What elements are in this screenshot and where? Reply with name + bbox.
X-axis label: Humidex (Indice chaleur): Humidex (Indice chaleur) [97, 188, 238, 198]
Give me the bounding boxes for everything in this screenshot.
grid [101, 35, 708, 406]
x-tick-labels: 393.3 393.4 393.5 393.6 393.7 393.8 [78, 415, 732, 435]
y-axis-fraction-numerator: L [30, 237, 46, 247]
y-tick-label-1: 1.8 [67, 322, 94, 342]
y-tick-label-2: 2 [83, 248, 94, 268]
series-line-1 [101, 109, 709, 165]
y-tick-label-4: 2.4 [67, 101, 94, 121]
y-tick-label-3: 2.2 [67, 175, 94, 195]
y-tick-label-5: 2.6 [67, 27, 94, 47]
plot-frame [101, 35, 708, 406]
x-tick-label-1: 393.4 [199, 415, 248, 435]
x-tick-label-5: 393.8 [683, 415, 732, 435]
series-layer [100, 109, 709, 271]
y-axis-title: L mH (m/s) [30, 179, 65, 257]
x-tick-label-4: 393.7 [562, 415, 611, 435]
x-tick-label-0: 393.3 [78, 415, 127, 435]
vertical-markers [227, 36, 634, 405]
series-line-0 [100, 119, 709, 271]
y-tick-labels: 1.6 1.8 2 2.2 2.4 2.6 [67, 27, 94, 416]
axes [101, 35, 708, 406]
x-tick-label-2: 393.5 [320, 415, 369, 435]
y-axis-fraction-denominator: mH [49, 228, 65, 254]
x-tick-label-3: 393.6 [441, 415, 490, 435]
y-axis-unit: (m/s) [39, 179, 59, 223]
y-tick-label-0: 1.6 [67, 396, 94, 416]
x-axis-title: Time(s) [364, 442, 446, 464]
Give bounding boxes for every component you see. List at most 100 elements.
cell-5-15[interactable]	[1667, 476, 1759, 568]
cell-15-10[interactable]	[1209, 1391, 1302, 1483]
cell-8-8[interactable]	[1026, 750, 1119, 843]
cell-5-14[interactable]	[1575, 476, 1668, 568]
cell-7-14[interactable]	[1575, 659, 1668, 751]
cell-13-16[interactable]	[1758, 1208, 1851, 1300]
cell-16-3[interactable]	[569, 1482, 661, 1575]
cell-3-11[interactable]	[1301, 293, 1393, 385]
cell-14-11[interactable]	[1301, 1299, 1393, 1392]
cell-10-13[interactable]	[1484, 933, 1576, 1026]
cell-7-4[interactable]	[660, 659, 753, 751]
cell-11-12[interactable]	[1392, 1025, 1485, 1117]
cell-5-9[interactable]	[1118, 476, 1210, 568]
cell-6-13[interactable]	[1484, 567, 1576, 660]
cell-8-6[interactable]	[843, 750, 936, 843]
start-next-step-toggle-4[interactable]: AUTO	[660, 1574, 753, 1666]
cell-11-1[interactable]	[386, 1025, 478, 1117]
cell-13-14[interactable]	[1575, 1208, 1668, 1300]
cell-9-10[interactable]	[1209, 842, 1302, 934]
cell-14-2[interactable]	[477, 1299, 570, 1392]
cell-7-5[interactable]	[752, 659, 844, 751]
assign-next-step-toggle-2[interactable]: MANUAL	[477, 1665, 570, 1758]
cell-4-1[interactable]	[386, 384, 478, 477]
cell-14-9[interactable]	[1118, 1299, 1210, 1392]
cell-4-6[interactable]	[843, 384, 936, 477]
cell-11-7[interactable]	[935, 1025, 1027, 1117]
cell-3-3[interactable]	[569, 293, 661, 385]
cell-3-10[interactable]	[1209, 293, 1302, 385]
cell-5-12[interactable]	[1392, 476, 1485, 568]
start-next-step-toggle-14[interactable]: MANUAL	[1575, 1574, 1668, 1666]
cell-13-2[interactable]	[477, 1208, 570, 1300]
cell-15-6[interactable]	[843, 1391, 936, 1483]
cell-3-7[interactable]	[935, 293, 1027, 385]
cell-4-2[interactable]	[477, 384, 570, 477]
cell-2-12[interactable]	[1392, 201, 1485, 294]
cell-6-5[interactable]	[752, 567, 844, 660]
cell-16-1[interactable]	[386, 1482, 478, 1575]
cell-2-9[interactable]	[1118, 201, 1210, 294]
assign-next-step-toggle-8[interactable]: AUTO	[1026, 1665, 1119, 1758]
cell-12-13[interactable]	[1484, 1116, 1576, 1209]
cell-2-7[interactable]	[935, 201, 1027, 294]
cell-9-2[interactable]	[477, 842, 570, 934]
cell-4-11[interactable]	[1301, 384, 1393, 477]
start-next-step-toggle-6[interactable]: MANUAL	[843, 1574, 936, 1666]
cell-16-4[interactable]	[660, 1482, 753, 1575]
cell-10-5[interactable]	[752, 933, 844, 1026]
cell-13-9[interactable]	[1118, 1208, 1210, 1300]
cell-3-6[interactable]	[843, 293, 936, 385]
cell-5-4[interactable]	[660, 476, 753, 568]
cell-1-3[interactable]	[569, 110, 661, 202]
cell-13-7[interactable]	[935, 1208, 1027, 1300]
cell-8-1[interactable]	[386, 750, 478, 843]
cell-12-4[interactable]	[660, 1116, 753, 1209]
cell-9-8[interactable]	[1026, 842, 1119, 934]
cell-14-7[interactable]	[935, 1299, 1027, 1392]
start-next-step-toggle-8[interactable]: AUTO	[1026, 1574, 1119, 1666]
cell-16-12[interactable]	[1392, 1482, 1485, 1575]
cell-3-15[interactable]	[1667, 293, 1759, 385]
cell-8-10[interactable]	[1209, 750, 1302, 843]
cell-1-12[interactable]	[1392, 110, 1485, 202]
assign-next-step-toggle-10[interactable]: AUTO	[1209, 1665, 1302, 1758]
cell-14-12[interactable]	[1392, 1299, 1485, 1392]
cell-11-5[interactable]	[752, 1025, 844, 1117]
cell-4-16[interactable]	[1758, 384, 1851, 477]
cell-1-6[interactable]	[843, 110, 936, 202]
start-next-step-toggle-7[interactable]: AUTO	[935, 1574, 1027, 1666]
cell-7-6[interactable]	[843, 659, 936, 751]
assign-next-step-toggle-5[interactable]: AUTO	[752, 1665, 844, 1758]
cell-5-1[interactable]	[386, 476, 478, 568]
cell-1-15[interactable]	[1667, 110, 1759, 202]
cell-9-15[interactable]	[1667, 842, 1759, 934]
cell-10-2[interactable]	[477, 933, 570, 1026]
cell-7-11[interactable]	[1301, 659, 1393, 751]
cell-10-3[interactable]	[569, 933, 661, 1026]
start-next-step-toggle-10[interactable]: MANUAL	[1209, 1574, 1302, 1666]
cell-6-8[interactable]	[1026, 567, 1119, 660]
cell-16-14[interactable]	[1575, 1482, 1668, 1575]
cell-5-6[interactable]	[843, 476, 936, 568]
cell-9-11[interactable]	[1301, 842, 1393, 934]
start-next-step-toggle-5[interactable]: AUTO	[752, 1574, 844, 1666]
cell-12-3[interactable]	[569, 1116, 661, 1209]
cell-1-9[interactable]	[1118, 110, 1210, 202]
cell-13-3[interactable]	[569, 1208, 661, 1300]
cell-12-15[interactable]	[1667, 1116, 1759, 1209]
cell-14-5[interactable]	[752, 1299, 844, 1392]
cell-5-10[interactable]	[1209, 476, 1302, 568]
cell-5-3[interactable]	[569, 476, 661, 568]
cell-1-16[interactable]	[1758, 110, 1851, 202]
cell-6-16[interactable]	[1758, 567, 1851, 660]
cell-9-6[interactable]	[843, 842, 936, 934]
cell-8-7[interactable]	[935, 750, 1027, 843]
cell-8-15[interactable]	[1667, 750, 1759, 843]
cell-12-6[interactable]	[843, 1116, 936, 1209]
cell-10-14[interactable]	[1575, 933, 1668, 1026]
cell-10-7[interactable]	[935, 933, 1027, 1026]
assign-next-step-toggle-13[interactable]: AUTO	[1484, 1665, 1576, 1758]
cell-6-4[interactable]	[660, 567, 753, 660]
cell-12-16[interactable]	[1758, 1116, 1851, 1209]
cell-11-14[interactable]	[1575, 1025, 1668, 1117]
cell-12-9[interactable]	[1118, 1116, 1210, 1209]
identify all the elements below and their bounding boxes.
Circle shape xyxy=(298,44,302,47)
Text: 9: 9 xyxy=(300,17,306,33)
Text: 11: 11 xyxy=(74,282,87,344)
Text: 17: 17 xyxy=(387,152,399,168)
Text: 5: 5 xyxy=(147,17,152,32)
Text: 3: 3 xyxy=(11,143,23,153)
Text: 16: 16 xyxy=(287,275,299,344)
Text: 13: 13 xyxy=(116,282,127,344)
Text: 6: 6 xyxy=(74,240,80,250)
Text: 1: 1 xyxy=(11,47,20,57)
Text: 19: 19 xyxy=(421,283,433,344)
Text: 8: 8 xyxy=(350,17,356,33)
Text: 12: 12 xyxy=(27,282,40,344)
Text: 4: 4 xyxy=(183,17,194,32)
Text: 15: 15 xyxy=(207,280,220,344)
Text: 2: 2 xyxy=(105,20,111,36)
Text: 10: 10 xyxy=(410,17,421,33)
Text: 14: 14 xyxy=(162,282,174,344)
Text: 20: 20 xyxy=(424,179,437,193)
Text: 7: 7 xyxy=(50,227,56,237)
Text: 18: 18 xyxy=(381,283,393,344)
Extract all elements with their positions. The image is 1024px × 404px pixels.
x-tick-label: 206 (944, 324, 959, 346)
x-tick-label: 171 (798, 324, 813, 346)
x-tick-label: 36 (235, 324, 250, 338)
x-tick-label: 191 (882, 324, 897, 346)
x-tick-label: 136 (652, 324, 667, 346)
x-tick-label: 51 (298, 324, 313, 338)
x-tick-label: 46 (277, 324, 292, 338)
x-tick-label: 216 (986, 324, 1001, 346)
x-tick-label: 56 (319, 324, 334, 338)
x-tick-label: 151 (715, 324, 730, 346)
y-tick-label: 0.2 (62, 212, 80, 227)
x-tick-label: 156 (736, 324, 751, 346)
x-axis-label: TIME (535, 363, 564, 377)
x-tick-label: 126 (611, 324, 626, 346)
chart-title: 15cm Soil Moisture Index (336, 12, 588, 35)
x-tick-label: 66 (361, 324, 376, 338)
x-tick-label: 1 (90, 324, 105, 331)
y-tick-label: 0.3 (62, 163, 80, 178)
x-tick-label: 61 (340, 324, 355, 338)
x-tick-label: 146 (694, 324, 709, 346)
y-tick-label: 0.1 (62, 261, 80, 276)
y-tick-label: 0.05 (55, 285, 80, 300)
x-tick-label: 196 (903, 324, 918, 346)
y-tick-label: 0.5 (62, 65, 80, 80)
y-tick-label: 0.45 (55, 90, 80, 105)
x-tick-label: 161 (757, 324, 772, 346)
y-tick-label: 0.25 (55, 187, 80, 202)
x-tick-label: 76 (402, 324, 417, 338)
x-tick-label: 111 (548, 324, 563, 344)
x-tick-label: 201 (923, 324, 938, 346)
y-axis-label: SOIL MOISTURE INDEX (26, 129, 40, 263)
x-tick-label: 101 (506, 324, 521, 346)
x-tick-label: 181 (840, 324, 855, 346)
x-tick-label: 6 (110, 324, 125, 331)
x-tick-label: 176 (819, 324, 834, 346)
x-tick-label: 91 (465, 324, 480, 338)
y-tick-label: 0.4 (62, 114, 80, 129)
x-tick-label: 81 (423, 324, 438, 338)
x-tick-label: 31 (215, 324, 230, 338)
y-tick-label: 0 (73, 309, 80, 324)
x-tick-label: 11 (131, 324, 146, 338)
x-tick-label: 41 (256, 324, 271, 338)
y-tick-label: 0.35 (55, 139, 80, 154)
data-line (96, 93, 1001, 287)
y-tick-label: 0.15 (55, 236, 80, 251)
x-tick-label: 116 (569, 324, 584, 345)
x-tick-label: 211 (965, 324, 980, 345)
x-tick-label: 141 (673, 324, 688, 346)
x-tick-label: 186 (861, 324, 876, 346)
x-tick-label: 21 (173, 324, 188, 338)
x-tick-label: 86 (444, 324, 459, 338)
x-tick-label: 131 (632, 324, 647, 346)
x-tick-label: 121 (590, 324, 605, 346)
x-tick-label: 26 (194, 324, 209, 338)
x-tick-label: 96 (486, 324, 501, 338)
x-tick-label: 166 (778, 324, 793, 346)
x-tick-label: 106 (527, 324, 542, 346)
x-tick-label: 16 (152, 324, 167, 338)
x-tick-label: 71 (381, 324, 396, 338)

■ ■ ■ ■ ■

### Votre objectif
Comptez les lignes des enregistrements ci-dessus où figure la chaîne « AUTO ». Donnez seulement le nombre.

### Réponse écrite
8